+++ Data in this exercise +++
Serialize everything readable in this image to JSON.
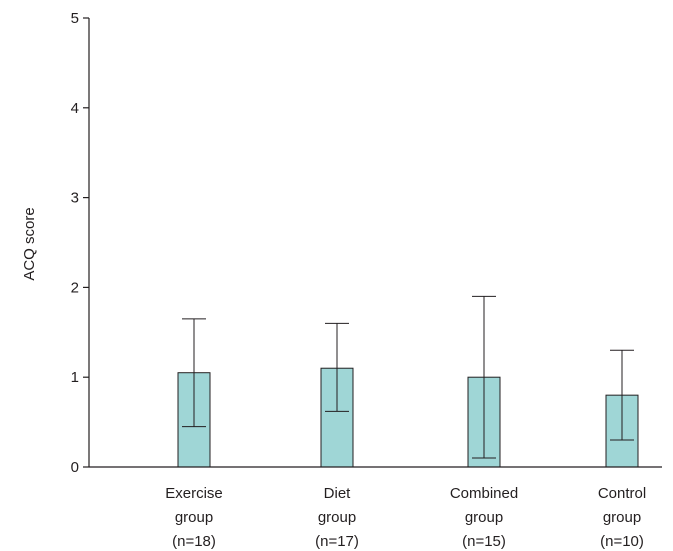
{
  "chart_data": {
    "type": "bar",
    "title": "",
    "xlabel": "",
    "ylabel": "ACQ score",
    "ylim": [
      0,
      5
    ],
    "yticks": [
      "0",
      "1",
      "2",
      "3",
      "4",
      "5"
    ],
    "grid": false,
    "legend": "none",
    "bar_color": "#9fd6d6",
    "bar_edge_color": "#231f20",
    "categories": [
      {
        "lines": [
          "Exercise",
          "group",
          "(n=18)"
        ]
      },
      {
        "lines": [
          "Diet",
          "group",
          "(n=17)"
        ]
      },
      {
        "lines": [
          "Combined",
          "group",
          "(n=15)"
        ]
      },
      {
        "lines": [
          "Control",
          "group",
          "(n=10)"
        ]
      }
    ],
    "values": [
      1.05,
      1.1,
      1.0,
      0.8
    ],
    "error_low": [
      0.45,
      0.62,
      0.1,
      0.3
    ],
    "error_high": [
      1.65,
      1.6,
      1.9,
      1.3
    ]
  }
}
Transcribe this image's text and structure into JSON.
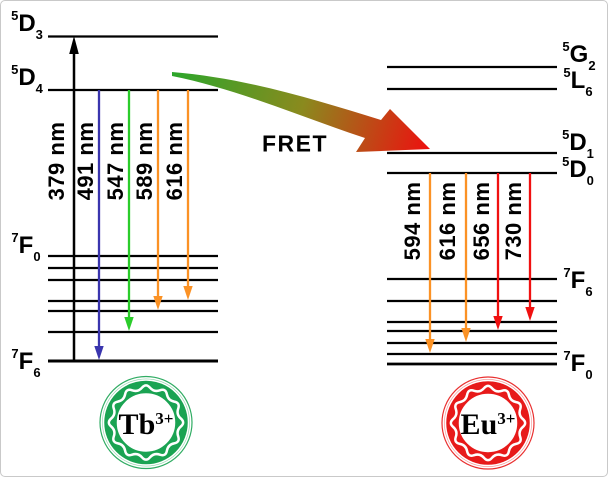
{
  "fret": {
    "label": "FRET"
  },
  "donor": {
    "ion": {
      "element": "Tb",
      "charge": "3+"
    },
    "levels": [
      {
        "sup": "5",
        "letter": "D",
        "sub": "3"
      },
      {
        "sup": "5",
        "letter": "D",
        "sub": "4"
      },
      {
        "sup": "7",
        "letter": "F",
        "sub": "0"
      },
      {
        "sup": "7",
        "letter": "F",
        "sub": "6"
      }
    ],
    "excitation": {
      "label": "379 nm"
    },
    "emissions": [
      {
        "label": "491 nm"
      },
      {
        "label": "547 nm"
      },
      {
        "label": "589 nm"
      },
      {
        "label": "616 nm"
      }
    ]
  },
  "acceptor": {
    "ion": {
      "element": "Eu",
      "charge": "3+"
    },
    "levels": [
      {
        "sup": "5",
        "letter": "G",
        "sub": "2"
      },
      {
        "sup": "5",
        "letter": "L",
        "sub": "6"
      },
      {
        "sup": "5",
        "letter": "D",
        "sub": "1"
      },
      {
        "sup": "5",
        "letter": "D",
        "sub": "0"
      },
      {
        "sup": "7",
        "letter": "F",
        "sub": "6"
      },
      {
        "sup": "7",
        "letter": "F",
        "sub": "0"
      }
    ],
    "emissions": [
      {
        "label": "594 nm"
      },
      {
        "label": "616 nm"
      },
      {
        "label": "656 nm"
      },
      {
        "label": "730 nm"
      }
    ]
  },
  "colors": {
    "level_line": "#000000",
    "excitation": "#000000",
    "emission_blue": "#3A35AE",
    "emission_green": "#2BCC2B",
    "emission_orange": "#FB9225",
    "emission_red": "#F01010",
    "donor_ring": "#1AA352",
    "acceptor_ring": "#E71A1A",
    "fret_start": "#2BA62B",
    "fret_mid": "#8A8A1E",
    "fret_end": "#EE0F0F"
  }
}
+++
+++ Data in this exercise +++
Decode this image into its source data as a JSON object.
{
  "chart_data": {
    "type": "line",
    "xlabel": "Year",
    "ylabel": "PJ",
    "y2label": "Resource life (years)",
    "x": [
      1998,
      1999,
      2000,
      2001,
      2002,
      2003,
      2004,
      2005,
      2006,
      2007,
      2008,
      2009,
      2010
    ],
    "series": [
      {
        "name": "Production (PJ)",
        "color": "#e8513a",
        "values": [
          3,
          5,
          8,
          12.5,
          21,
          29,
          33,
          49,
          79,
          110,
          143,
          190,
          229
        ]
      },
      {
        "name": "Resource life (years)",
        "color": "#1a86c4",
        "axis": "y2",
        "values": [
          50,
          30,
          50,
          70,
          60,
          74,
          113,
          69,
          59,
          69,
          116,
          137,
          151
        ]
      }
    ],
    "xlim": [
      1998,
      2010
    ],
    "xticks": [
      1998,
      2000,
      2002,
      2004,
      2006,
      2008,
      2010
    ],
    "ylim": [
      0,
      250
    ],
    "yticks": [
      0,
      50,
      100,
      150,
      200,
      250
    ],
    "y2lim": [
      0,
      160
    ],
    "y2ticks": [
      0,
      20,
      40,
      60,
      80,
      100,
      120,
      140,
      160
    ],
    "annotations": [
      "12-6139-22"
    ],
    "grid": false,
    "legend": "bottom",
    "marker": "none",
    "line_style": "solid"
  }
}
+++
+++ Data in this exercise +++
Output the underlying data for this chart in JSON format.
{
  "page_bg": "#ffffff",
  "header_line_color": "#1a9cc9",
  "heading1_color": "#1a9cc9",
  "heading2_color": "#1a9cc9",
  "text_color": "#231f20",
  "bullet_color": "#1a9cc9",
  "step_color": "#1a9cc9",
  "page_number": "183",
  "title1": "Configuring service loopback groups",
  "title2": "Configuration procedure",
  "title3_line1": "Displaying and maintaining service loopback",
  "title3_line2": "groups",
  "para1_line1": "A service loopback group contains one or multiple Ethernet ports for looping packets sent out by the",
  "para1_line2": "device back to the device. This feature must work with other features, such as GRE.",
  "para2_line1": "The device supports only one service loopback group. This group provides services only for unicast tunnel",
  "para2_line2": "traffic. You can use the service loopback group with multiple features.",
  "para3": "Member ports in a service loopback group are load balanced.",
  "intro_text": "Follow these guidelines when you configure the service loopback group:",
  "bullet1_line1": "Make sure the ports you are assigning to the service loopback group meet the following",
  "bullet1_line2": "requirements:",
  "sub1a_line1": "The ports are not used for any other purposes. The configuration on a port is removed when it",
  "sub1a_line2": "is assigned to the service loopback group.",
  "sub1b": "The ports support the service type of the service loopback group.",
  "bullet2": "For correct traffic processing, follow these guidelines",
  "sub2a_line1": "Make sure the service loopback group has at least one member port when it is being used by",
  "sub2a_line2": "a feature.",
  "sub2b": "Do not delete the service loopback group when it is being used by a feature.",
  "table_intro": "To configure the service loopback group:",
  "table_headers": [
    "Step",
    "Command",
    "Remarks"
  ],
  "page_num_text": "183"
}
+++
• Work to complete: Copy out each line in the preceding records that contains "used".

• Task output:
  "sub1a_line1": "The ports are not used for any other purposes. The configuration on a port is removed when it",
  "sub2a_line1": "Make sure the service loopback group has at least one member port when it is being used by",
  "sub2b": "Do not delete the service loopback group when it is being used by a feature.",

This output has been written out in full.